**Instructions to follow:** Within the entries below, find each line containing the word "letter" and copy it.

[Records drawn from a dataset]
[Start of section]
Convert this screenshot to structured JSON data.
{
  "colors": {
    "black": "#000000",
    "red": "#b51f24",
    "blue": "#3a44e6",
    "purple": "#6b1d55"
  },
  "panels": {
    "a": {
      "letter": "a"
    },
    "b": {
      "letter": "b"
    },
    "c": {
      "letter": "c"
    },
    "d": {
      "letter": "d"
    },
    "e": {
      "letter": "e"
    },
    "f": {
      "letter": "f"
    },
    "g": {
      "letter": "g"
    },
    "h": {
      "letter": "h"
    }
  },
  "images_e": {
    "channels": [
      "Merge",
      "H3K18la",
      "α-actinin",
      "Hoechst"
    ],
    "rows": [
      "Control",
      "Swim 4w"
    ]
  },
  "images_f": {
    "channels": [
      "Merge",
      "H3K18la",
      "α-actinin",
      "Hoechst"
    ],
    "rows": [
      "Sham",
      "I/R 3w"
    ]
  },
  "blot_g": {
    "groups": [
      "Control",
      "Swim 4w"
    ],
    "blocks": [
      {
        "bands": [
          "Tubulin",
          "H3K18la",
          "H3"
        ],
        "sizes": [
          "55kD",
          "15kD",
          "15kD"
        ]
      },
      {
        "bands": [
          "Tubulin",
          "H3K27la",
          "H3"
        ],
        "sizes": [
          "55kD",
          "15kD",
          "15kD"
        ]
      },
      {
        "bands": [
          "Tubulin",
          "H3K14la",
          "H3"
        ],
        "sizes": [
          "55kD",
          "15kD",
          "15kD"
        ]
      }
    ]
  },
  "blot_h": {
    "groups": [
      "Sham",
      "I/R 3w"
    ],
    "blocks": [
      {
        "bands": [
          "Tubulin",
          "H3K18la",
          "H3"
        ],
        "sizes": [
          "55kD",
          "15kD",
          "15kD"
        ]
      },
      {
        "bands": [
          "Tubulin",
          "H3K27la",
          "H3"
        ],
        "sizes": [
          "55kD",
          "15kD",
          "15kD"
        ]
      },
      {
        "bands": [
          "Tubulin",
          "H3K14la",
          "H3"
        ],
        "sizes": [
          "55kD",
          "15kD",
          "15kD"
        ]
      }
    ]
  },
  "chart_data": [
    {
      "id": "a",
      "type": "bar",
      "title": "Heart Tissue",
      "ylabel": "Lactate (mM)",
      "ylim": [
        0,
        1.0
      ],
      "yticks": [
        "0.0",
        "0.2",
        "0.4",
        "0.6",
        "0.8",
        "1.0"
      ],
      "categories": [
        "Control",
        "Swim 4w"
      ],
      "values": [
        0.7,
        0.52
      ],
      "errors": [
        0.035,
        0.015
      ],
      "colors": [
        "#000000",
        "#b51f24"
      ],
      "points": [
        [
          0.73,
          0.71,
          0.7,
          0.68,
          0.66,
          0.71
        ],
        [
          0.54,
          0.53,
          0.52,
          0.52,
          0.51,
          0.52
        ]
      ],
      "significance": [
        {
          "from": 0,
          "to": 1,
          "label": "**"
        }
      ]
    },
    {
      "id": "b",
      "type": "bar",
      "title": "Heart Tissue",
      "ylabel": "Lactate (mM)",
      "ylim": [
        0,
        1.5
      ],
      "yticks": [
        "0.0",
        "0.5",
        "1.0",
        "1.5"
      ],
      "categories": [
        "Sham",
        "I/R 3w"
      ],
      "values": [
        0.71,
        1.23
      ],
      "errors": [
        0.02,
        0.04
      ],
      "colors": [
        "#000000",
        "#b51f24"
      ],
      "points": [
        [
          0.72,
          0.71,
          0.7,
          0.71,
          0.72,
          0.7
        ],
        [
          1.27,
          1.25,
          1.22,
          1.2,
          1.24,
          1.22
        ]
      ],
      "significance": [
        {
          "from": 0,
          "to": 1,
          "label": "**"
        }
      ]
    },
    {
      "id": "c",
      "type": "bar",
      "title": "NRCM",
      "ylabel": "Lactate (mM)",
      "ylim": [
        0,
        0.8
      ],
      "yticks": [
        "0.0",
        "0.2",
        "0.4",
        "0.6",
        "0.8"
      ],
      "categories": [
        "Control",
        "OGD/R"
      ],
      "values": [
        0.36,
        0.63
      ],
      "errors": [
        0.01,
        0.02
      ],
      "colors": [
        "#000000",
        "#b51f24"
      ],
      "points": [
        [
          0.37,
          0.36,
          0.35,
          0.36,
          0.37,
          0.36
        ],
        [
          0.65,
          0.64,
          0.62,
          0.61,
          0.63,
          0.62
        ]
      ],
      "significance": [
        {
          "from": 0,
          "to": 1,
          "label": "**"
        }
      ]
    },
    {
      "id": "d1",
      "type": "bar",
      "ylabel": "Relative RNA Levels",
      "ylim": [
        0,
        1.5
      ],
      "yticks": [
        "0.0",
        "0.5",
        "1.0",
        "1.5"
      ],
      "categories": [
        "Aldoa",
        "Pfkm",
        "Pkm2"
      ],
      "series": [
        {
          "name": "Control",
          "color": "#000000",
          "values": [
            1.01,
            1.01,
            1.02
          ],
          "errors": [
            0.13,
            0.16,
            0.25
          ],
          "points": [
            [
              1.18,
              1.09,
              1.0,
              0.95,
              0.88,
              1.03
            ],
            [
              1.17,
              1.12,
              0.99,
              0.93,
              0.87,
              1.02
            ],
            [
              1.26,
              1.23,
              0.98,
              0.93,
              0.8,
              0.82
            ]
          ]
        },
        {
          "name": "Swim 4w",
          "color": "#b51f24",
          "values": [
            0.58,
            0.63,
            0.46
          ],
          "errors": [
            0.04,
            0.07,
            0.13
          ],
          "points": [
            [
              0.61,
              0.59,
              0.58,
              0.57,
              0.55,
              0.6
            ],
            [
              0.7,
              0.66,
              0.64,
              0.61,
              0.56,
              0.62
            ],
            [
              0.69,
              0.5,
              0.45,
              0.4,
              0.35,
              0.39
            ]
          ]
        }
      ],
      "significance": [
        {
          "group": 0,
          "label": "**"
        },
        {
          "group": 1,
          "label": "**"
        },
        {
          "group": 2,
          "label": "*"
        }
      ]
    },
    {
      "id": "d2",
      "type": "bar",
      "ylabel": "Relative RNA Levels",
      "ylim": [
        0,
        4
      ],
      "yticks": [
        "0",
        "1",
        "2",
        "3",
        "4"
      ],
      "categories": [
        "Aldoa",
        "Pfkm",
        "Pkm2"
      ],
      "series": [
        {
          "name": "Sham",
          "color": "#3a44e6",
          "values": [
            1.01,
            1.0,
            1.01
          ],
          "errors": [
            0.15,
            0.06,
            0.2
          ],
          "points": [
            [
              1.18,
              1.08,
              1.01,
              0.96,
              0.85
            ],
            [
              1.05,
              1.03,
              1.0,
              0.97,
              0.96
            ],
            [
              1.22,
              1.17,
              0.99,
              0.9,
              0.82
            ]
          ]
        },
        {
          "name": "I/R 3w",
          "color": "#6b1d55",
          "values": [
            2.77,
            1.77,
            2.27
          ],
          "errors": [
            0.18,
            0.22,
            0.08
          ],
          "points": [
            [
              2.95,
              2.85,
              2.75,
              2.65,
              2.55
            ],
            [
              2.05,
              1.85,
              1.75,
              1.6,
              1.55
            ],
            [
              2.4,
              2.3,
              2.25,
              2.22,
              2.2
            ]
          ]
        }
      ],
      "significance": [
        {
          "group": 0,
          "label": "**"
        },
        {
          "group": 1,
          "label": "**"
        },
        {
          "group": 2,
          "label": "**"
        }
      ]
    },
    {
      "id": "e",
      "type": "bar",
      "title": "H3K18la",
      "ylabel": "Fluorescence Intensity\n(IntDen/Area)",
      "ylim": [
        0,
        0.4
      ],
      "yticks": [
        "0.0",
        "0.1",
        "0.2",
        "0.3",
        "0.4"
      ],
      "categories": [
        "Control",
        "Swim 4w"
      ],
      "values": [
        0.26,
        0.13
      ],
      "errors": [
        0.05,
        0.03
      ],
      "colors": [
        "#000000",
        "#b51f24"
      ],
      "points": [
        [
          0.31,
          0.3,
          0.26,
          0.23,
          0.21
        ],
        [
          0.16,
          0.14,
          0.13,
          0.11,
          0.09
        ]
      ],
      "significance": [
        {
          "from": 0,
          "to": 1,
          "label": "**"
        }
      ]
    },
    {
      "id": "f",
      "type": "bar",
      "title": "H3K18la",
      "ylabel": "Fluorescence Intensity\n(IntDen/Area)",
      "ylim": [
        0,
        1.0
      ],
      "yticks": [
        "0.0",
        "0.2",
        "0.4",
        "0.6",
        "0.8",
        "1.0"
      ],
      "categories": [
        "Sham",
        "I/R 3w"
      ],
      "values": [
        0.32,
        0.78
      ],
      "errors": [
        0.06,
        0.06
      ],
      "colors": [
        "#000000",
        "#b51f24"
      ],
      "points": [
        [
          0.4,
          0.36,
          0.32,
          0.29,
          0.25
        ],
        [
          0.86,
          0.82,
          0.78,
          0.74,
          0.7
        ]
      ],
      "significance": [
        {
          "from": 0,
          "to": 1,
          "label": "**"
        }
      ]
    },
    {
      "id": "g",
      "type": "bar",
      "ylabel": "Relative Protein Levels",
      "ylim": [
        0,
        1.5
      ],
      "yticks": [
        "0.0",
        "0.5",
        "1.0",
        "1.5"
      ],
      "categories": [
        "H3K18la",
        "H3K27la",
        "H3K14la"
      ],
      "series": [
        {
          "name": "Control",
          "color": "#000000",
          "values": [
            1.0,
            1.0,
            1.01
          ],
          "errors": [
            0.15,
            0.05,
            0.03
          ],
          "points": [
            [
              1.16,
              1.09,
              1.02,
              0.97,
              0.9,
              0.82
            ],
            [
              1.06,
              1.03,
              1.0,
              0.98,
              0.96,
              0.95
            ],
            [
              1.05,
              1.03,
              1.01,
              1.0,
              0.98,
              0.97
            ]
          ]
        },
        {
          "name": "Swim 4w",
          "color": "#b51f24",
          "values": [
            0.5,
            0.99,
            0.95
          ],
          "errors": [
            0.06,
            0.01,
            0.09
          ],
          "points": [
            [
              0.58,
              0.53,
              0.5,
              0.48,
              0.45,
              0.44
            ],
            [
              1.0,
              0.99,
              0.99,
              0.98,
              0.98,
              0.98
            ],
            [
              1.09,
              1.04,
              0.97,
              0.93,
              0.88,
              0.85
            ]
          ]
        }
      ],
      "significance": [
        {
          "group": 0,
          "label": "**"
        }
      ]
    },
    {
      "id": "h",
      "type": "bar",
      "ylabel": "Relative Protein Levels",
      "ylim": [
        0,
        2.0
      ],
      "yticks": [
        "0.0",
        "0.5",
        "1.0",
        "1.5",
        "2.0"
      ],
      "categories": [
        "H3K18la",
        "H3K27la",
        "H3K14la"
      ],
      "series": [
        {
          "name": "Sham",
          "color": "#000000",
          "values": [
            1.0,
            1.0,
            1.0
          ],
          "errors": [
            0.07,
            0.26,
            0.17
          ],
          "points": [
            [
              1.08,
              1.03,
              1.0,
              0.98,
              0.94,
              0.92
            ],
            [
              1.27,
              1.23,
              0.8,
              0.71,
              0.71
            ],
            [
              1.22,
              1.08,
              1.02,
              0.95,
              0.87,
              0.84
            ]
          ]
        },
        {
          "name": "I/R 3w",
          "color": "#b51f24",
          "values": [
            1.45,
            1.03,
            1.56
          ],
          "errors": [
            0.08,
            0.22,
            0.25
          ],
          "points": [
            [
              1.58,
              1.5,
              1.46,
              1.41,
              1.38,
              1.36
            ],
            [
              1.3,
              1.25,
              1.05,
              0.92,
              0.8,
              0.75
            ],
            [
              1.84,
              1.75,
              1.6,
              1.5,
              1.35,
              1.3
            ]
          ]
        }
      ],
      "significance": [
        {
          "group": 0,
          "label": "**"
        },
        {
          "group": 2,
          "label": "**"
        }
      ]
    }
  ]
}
[End of section]
**Solution to the problem:**
      "letter": "a"
      "letter": "b"
      "letter": "c"
      "letter": "d"
      "letter": "e"
      "letter": "f"
      "letter": "g"
      "letter": "h"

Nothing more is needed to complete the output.